■ **Set task**: Retype each record shown below, leaving every character as it is.

* begin Supplied records *

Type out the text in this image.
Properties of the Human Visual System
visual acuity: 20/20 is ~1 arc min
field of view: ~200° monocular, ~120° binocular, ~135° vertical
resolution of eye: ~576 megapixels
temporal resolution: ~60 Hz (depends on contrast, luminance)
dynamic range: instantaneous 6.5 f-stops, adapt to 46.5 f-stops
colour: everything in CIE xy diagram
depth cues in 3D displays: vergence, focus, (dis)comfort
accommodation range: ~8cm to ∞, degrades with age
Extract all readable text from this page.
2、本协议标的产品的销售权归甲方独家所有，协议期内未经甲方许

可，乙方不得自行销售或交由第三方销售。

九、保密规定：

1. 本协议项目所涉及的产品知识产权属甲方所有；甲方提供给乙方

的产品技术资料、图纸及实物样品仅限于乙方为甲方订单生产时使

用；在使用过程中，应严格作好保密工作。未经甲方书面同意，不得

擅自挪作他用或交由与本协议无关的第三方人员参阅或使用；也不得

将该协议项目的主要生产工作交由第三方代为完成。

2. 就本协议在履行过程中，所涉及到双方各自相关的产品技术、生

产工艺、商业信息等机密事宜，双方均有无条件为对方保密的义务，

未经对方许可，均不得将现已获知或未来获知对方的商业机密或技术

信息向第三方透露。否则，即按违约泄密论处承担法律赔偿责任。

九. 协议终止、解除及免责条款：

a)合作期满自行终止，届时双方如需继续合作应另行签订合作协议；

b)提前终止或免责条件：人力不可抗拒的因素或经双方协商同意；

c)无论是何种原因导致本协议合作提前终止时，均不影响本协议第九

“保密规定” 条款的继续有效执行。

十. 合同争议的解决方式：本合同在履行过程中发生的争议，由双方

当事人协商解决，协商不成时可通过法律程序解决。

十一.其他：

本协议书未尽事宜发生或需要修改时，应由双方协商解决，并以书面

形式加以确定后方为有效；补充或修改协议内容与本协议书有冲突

* end Supplied records *

■ **The response**:
Type out the text in this image.
Properties of the Human Visual System
visual acuity: 20/20 is ~1 arc min
field of view: ~200° monocular, ~120° binocular, ~135° vertical
resolution of eye: ~576 megapixels
temporal resolution: ~60 Hz (depends on contrast, luminance)
dynamic range: instantaneous 6.5 f-stops, adapt to 46.5 f-stops
colour: everything in CIE xy diagram
depth cues in 3D displays: vergence, focus, (dis)comfort
accommodation range: ~8cm to ∞, degrades with age
Extract all readable text from this page.
2、本协议标的产品的销售权归甲方独家所有，协议期内未经甲方许

可，乙方不得自行销售或交由第三方销售。

九、保密规定：

1. 本协议项目所涉及的产品知识产权属甲方所有；甲方提供给乙方

的产品技术资料、图纸及实物样品仅限于乙方为甲方订单生产时使

用；在使用过程中，应严格作好保密工作。未经甲方书面同意，不得

擅自挪作他用或交由与本协议无关的第三方人员参阅或使用；也不得

将该协议项目的主要生产工作交由第三方代为完成。

2. 就本协议在履行过程中，所涉及到双方各自相关的产品技术、生

产工艺、商业信息等机密事宜，双方均有无条件为对方保密的义务，

未经对方许可，均不得将现已获知或未来获知对方的商业机密或技术

信息向第三方透露。否则，即按违约泄密论处承担法律赔偿责任。

九. 协议终止、解除及免责条款：

a)合作期满自行终止，届时双方如需继续合作应另行签订合作协议；

b)提前终止或免责条件：人力不可抗拒的因素或经双方协商同意；

c)无论是何种原因导致本协议合作提前终止时，均不影响本协议第九

“保密规定” 条款的继续有效执行。

十. 合同争议的解决方式：本合同在履行过程中发生的争议，由双方

当事人协商解决，协商不成时可通过法律程序解决。

十一.其他：

本协议书未尽事宜发生或需要修改时，应由双方协商解决，并以书面

形式加以确定后方为有效；补充或修改协议内容与本协议书有冲突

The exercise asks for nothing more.